Below are the records; pull every line that includes "Eintrag".
━━ Exercise input ━━
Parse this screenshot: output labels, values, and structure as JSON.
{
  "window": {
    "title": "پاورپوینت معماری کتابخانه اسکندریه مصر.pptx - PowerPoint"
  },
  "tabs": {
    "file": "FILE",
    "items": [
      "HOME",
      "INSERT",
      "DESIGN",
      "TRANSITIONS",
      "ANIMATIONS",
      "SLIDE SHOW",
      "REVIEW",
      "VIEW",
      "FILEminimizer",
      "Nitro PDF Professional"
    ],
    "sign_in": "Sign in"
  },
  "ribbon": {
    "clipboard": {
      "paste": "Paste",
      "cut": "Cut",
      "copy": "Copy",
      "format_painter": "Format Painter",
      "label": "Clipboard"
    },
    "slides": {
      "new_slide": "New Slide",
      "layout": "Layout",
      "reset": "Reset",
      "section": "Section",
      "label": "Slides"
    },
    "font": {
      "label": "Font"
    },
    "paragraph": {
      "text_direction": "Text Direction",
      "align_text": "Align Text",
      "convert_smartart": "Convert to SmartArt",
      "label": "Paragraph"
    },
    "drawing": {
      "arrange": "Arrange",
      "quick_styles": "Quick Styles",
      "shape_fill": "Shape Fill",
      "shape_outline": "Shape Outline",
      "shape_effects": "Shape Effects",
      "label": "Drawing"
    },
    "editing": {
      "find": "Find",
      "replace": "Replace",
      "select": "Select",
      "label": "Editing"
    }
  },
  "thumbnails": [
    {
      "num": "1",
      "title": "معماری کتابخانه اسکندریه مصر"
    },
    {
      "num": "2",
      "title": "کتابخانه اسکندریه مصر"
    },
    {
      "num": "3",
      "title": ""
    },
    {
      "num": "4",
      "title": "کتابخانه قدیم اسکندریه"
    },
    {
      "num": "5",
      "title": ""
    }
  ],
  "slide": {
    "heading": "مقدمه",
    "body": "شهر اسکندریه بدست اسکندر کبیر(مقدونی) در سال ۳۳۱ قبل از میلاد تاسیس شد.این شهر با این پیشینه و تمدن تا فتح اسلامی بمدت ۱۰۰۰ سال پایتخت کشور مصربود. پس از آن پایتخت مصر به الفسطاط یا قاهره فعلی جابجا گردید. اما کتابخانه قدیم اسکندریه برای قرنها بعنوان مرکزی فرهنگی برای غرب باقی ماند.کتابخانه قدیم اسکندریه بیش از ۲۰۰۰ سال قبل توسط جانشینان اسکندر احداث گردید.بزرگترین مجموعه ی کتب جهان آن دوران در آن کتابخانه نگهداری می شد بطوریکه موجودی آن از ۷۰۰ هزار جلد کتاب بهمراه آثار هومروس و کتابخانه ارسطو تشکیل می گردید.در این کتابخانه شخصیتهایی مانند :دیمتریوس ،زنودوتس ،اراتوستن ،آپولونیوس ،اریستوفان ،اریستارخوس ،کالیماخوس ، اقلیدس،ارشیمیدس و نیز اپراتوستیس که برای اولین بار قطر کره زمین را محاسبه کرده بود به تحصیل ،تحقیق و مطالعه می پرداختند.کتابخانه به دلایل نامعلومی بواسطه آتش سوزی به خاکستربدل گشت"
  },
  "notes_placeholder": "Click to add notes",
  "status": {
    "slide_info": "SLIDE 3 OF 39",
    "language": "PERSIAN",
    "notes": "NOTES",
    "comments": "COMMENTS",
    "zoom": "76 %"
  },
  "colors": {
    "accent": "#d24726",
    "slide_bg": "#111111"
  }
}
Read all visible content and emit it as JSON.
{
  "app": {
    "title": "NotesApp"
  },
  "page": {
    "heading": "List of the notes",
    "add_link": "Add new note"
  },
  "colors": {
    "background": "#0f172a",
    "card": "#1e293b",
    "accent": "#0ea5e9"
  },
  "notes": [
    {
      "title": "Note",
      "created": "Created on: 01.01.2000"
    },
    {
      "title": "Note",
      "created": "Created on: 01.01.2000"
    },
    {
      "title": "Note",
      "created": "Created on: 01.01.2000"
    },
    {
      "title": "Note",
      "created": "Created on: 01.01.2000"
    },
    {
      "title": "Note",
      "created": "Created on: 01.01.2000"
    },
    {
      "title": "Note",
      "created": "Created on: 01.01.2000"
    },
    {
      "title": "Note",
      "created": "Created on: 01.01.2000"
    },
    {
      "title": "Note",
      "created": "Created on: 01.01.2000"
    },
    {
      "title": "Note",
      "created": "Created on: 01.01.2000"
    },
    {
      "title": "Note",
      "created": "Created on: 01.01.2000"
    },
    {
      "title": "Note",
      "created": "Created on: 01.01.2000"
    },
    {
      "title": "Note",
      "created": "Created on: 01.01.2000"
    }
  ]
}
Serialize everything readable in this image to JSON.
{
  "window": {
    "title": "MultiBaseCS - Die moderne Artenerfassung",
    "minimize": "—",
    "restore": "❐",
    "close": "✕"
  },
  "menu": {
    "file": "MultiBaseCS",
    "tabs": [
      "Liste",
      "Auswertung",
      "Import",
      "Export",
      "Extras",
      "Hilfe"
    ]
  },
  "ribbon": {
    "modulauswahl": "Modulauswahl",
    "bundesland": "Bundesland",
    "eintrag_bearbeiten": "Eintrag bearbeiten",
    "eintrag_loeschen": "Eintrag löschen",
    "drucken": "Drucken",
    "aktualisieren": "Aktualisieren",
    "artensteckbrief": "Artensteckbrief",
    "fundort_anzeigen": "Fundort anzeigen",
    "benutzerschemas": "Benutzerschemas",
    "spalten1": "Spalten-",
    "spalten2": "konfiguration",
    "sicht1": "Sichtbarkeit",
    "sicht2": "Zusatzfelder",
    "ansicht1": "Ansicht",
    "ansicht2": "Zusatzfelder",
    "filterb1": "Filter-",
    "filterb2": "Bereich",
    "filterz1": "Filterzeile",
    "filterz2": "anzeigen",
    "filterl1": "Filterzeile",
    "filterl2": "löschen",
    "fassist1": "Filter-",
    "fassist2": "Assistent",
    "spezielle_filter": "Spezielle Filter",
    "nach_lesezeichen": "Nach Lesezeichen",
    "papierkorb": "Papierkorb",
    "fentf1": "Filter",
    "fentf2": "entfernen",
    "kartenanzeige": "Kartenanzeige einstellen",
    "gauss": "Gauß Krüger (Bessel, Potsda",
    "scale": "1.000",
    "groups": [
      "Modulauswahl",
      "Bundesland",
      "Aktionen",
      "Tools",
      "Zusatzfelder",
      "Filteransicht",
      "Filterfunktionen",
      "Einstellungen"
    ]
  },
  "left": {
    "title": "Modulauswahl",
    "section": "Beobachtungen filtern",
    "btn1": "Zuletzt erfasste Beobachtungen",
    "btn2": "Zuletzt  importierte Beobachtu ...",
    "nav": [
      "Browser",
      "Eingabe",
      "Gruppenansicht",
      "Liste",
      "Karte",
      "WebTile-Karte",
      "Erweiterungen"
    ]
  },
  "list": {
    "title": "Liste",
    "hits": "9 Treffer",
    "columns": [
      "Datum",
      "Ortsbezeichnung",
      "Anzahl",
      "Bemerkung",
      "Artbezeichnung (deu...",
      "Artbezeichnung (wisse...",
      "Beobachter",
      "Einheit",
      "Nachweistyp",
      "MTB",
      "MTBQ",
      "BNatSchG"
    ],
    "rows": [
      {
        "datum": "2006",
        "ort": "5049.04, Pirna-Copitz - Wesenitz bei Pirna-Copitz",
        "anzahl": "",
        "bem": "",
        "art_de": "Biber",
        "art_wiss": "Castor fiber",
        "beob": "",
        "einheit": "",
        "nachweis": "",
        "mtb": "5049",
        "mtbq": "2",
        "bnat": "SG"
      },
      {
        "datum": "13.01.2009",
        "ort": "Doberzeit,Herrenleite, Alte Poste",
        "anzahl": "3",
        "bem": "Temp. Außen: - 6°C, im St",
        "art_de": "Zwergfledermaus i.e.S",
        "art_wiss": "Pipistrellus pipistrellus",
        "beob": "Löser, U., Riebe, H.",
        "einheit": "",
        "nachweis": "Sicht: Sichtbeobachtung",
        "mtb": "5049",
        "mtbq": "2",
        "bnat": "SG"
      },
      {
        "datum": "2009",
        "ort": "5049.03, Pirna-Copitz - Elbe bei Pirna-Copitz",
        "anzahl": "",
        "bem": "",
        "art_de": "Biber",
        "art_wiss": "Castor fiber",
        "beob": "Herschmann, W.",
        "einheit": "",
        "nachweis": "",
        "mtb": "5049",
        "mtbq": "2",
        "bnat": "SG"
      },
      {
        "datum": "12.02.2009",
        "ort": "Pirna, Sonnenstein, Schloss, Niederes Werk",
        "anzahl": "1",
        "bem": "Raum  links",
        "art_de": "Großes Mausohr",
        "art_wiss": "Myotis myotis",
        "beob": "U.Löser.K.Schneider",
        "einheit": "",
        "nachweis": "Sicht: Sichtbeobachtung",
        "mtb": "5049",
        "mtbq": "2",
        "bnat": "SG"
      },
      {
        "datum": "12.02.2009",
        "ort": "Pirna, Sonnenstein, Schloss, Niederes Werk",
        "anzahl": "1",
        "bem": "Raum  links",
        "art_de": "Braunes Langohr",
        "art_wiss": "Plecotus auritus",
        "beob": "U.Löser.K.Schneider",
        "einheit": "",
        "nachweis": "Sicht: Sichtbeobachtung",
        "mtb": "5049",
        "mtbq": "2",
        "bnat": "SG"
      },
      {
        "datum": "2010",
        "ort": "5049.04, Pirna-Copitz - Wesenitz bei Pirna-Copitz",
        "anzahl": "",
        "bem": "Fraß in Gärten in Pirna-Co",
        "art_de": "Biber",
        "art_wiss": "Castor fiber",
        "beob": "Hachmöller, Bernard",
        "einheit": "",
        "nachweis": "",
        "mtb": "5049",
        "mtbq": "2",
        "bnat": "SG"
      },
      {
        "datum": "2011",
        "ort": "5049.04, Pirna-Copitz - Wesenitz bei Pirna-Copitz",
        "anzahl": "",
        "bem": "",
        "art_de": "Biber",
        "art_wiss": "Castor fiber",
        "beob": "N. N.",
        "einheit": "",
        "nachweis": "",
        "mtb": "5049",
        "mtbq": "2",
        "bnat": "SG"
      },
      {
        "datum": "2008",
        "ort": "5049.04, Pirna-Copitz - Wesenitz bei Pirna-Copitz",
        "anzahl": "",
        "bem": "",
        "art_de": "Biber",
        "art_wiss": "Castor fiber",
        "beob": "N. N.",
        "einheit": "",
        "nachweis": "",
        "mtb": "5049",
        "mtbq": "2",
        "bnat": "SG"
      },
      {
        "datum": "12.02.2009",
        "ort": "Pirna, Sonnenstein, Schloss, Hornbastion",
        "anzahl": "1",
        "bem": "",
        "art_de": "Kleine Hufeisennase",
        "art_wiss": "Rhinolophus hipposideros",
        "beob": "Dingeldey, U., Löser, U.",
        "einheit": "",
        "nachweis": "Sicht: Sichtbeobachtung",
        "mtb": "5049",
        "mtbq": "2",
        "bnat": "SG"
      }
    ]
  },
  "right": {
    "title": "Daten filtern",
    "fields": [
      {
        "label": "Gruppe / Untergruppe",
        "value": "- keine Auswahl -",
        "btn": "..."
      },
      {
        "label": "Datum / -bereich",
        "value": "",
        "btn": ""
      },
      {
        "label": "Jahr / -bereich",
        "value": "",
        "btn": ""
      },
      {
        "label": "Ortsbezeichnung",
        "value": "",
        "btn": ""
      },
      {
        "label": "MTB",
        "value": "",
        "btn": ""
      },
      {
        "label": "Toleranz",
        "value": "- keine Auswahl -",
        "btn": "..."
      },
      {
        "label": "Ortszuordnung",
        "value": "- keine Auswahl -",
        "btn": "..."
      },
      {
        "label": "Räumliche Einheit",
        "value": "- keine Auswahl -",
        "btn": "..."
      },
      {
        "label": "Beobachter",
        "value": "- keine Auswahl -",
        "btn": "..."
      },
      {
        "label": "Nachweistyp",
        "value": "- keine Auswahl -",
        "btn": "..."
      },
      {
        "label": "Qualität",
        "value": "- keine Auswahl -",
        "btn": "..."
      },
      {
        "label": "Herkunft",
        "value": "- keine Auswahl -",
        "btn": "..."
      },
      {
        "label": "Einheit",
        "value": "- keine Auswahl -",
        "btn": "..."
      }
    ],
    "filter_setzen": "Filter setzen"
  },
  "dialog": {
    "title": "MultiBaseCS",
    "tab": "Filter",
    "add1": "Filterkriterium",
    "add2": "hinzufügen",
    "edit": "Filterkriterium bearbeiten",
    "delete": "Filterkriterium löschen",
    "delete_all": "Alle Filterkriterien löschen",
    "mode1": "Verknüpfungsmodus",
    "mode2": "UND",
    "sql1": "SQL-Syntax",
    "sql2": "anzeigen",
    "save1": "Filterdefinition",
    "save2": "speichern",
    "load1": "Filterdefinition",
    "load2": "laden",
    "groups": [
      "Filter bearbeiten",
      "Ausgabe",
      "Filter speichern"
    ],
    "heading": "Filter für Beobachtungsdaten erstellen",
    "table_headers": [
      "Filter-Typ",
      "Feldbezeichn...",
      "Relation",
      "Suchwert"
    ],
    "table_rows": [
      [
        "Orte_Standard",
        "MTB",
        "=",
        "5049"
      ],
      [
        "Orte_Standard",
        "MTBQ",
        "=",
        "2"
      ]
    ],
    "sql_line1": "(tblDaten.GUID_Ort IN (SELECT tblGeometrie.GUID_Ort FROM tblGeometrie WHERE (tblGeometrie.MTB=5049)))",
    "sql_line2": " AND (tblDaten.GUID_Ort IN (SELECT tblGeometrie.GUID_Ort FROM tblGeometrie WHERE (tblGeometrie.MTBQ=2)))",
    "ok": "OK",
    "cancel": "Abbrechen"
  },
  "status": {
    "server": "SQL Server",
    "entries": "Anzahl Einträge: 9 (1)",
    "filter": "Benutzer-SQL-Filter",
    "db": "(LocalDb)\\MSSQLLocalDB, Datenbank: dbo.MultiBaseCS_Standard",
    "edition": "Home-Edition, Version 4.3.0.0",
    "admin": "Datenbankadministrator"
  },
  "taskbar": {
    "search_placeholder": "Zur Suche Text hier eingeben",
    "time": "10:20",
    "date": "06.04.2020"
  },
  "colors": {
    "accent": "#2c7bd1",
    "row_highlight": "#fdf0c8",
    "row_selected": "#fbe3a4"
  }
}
━━━
§ Output for this exercise:
    "eintrag_bearbeiten": "Eintrag bearbeiten",
    "eintrag_loeschen": "Eintrag löschen",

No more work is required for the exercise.